Task to carry out
Retype all of the entries word for word.

====== Supplied entries ======

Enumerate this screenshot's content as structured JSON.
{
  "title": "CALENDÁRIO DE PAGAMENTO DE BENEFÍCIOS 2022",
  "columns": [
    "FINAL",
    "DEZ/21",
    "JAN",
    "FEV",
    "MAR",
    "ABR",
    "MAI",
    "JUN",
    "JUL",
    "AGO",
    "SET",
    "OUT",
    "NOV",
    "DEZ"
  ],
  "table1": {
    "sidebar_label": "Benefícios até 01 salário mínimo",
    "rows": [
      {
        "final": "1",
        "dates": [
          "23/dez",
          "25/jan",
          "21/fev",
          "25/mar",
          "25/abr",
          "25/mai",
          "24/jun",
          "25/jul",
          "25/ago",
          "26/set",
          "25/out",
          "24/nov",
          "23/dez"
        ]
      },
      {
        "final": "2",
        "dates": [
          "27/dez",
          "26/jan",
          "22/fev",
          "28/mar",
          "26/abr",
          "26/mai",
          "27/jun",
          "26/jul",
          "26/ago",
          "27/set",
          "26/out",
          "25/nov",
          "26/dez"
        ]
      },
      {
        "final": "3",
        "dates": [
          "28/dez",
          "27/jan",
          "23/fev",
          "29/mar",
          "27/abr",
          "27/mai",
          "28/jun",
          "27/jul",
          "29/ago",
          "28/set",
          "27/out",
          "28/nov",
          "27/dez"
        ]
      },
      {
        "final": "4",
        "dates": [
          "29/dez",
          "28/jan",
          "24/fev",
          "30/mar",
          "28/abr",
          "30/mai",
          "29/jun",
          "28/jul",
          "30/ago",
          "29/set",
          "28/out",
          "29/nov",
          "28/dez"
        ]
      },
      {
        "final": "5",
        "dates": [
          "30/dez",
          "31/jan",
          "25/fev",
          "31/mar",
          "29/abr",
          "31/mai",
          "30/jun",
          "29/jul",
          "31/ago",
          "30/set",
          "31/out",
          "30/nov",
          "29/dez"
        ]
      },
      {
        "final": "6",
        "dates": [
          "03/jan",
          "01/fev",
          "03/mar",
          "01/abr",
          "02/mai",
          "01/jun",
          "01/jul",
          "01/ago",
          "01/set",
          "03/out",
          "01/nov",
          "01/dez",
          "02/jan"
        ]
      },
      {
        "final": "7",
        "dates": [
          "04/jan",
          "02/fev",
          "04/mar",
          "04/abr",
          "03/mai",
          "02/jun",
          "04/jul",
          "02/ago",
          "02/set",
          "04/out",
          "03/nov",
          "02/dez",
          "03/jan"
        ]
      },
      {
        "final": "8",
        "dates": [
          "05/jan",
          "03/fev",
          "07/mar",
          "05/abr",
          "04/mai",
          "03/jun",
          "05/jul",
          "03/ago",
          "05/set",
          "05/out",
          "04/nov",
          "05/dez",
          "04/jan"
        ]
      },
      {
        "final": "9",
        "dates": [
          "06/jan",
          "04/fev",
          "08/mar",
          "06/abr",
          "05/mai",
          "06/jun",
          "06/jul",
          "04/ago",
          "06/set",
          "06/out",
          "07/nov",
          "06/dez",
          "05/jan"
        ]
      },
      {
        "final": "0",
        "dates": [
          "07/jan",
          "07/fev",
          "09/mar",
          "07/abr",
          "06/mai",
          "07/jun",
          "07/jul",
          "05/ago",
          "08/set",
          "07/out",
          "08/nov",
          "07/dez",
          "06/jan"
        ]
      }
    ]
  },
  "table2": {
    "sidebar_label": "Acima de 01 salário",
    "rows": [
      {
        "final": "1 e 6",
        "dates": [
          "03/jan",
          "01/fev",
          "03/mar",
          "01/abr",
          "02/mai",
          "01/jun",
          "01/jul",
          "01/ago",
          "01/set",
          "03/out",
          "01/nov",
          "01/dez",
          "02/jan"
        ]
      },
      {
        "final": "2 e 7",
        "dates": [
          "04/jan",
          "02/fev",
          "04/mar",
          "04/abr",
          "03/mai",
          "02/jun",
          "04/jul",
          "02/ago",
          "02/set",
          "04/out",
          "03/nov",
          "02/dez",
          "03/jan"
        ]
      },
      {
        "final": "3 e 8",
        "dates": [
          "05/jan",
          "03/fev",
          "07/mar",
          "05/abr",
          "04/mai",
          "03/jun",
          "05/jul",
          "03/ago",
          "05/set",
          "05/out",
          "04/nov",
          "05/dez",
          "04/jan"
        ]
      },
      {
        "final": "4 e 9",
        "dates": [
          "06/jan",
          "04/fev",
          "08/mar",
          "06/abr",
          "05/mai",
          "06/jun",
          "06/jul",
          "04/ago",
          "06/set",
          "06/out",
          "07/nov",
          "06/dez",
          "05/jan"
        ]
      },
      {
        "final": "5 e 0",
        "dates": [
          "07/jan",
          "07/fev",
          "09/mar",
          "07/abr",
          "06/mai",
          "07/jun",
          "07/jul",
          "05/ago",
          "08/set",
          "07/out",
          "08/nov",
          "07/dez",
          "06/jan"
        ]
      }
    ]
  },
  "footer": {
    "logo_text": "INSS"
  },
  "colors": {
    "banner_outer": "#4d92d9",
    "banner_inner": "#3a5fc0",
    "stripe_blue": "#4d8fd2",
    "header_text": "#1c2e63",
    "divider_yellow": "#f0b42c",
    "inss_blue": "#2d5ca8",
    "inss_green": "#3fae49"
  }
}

======

Finished exercise
Enumerate this screenshot's content as structured JSON.
{
  "title": "CALENDÁRIO DE PAGAMENTO DE BENEFÍCIOS 2022",
  "columns": [
    "FINAL",
    "DEZ/21",
    "JAN",
    "FEV",
    "MAR",
    "ABR",
    "MAI",
    "JUN",
    "JUL",
    "AGO",
    "SET",
    "OUT",
    "NOV",
    "DEZ"
  ],
  "table1": {
    "sidebar_label": "Benefícios até 01 salário mínimo",
    "rows": [
      {
        "final": "1",
        "dates": [
          "23/dez",
          "25/jan",
          "21/fev",
          "25/mar",
          "25/abr",
          "25/mai",
          "24/jun",
          "25/jul",
          "25/ago",
          "26/set",
          "25/out",
          "24/nov",
          "23/dez"
        ]
      },
      {
        "final": "2",
        "dates": [
          "27/dez",
          "26/jan",
          "22/fev",
          "28/mar",
          "26/abr",
          "26/mai",
          "27/jun",
          "26/jul",
          "26/ago",
          "27/set",
          "26/out",
          "25/nov",
          "26/dez"
        ]
      },
      {
        "final": "3",
        "dates": [
          "28/dez",
          "27/jan",
          "23/fev",
          "29/mar",
          "27/abr",
          "27/mai",
          "28/jun",
          "27/jul",
          "29/ago",
          "28/set",
          "27/out",
          "28/nov",
          "27/dez"
        ]
      },
      {
        "final": "4",
        "dates": [
          "29/dez",
          "28/jan",
          "24/fev",
          "30/mar",
          "28/abr",
          "30/mai",
          "29/jun",
          "28/jul",
          "30/ago",
          "29/set",
          "28/out",
          "29/nov",
          "28/dez"
        ]
      },
      {
        "final": "5",
        "dates": [
          "30/dez",
          "31/jan",
          "25/fev",
          "31/mar",
          "29/abr",
          "31/mai",
          "30/jun",
          "29/jul",
          "31/ago",
          "30/set",
          "31/out",
          "30/nov",
          "29/dez"
        ]
      },
      {
        "final": "6",
        "dates": [
          "03/jan",
          "01/fev",
          "03/mar",
          "01/abr",
          "02/mai",
          "01/jun",
          "01/jul",
          "01/ago",
          "01/set",
          "03/out",
          "01/nov",
          "01/dez",
          "02/jan"
        ]
      },
      {
        "final": "7",
        "dates": [
          "04/jan",
          "02/fev",
          "04/mar",
          "04/abr",
          "03/mai",
          "02/jun",
          "04/jul",
          "02/ago",
          "02/set",
          "04/out",
          "03/nov",
          "02/dez",
          "03/jan"
        ]
      },
      {
        "final": "8",
        "dates": [
          "05/jan",
          "03/fev",
          "07/mar",
          "05/abr",
          "04/mai",
          "03/jun",
          "05/jul",
          "03/ago",
          "05/set",
          "05/out",
          "04/nov",
          "05/dez",
          "04/jan"
        ]
      },
      {
        "final": "9",
        "dates": [
          "06/jan",
          "04/fev",
          "08/mar",
          "06/abr",
          "05/mai",
          "06/jun",
          "06/jul",
          "04/ago",
          "06/set",
          "06/out",
          "07/nov",
          "06/dez",
          "05/jan"
        ]
      },
      {
        "final": "0",
        "dates": [
          "07/jan",
          "07/fev",
          "09/mar",
          "07/abr",
          "06/mai",
          "07/jun",
          "07/jul",
          "05/ago",
          "08/set",
          "07/out",
          "08/nov",
          "07/dez",
          "06/jan"
        ]
      }
    ]
  },
  "table2": {
    "sidebar_label": "Acima de 01 salário",
    "rows": [
      {
        "final": "1 e 6",
        "dates": [
          "03/jan",
          "01/fev",
          "03/mar",
          "01/abr",
          "02/mai",
          "01/jun",
          "01/jul",
          "01/ago",
          "01/set",
          "03/out",
          "01/nov",
          "01/dez",
          "02/jan"
        ]
      },
      {
        "final": "2 e 7",
        "dates": [
          "04/jan",
          "02/fev",
          "04/mar",
          "04/abr",
          "03/mai",
          "02/jun",
          "04/jul",
          "02/ago",
          "02/set",
          "04/out",
          "03/nov",
          "02/dez",
          "03/jan"
        ]
      },
      {
        "final": "3 e 8",
        "dates": [
          "05/jan",
          "03/fev",
          "07/mar",
          "05/abr",
          "04/mai",
          "03/jun",
          "05/jul",
          "03/ago",
          "05/set",
          "05/out",
          "04/nov",
          "05/dez",
          "04/jan"
        ]
      },
      {
        "final": "4 e 9",
        "dates": [
          "06/jan",
          "04/fev",
          "08/mar",
          "06/abr",
          "05/mai",
          "06/jun",
          "06/jul",
          "04/ago",
          "06/set",
          "06/out",
          "07/nov",
          "06/dez",
          "05/jan"
        ]
      },
      {
        "final": "5 e 0",
        "dates": [
          "07/jan",
          "07/fev",
          "09/mar",
          "07/abr",
          "06/mai",
          "07/jun",
          "07/jul",
          "05/ago",
          "08/set",
          "07/out",
          "08/nov",
          "07/dez",
          "06/jan"
        ]
      }
    ]
  },
  "footer": {
    "logo_text": "INSS"
  },
  "colors": {
    "banner_outer": "#4d92d9",
    "banner_inner": "#3a5fc0",
    "stripe_blue": "#4d8fd2",
    "header_text": "#1c2e63",
    "divider_yellow": "#f0b42c",
    "inss_blue": "#2d5ca8",
    "inss_green": "#3fae49"
  }
}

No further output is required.